• [Problem to work on] Find and return each line containing "Random".

• [Excerpt from a dataset]
☆ ☆ ☆ ☆ ☆
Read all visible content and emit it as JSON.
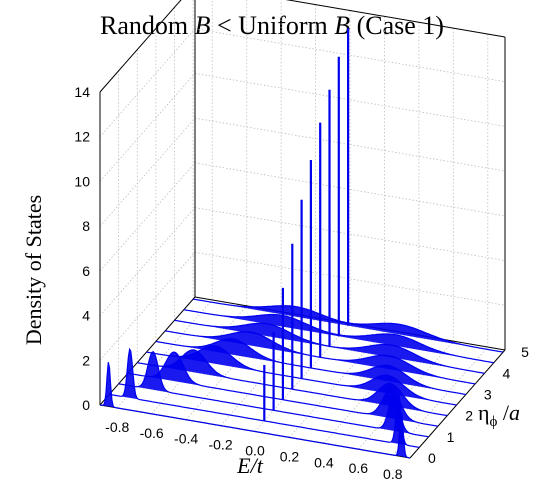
{
  "chart_data": {
    "type": "area",
    "title_parts": [
      "Random ",
      "B",
      " < Uniform ",
      "B",
      " (Case 1)"
    ],
    "title": "Random B < Uniform B (Case 1)",
    "zlabel": "Density of States",
    "xlabel": "E/t",
    "ylabel_parts": [
      "η",
      "ϕ",
      " /",
      "a"
    ],
    "ylabel": "ηϕ /a",
    "xlim": [
      -0.9,
      0.9
    ],
    "ylim": [
      0,
      5.1
    ],
    "zlim": [
      0,
      14
    ],
    "x_ticks": [
      "-0.8",
      "-0.6",
      "-0.4",
      "-0.2",
      "0.0",
      "0.2",
      "0.4",
      "0.6",
      "0.8"
    ],
    "x_tick_values": [
      -0.8,
      -0.6,
      -0.4,
      -0.2,
      0.0,
      0.2,
      0.4,
      0.6,
      0.8
    ],
    "y_ticks": [
      "0",
      "1",
      "2",
      "3",
      "4",
      "5"
    ],
    "y_tick_values": [
      0,
      1,
      2,
      3,
      4,
      5
    ],
    "z_ticks": [
      "0",
      "2",
      "4",
      "6",
      "8",
      "10",
      "12",
      "14"
    ],
    "z_tick_values": [
      0,
      2,
      4,
      6,
      8,
      10,
      12,
      14
    ],
    "grid": true,
    "color": "#0000ee",
    "traces": [
      {
        "eta": 0.0,
        "bands": [
          {
            "center": -0.85,
            "width": 0.01,
            "height": 2.0
          },
          {
            "center": 0.85,
            "width": 0.01,
            "height": 2.0
          }
        ],
        "spikes": []
      },
      {
        "eta": 0.5,
        "bands": [
          {
            "center": -0.78,
            "width": 0.015,
            "height": 2.2
          },
          {
            "center": 0.78,
            "width": 0.015,
            "height": 2.2
          }
        ],
        "spikes": [
          {
            "position": 0.0,
            "height": 2.5
          }
        ]
      },
      {
        "eta": 1.0,
        "bands": [
          {
            "center": -0.7,
            "width": 0.03,
            "height": 1.7
          },
          {
            "center": 0.7,
            "width": 0.03,
            "height": 1.7
          }
        ],
        "spikes": [
          {
            "position": 0.0,
            "height": 3.5
          }
        ]
      },
      {
        "eta": 1.5,
        "bands": [
          {
            "center": -0.63,
            "width": 0.05,
            "height": 1.3
          },
          {
            "center": 0.63,
            "width": 0.05,
            "height": 1.3
          }
        ],
        "spikes": [
          {
            "position": 0.0,
            "height": 5.0
          }
        ]
      },
      {
        "eta": 2.0,
        "bands": [
          {
            "center": -0.57,
            "width": 0.07,
            "height": 1.0
          },
          {
            "center": 0.57,
            "width": 0.07,
            "height": 1.0
          }
        ],
        "spikes": [
          {
            "position": 0.0,
            "height": 6.5
          }
        ]
      },
      {
        "eta": 2.5,
        "bands": [
          {
            "center": -0.5,
            "width": 0.09,
            "height": 0.8
          },
          {
            "center": 0.5,
            "width": 0.09,
            "height": 0.8
          }
        ],
        "spikes": [
          {
            "position": 0.0,
            "height": 8.0
          }
        ]
      },
      {
        "eta": 3.0,
        "bands": [
          {
            "center": -0.45,
            "width": 0.1,
            "height": 0.7
          },
          {
            "center": 0.45,
            "width": 0.1,
            "height": 0.7
          }
        ],
        "spikes": [
          {
            "position": 0.0,
            "height": 9.3
          }
        ]
      },
      {
        "eta": 3.5,
        "bands": [
          {
            "center": -0.4,
            "width": 0.12,
            "height": 0.6
          },
          {
            "center": 0.4,
            "width": 0.12,
            "height": 0.6
          }
        ],
        "spikes": [
          {
            "position": 0.0,
            "height": 10.5
          }
        ]
      },
      {
        "eta": 4.0,
        "bands": [
          {
            "center": -0.36,
            "width": 0.13,
            "height": 0.55
          },
          {
            "center": 0.36,
            "width": 0.13,
            "height": 0.55
          }
        ],
        "spikes": [
          {
            "position": 0.0,
            "height": 11.5
          }
        ]
      },
      {
        "eta": 4.5,
        "bands": [
          {
            "center": -0.33,
            "width": 0.14,
            "height": 0.5
          },
          {
            "center": 0.33,
            "width": 0.14,
            "height": 0.5
          }
        ],
        "spikes": [
          {
            "position": 0.0,
            "height": 12.5
          }
        ]
      },
      {
        "eta": 5.0,
        "bands": [
          {
            "center": -0.3,
            "width": 0.15,
            "height": 0.45
          },
          {
            "center": 0.3,
            "width": 0.15,
            "height": 0.45
          }
        ],
        "spikes": [
          {
            "position": 0.0,
            "height": 13.3
          }
        ]
      }
    ]
  }
}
☆ ☆ ☆ ☆ ☆
• [Reply]
      "Random ",
    "title": "Random B < Uniform B (Case 1)",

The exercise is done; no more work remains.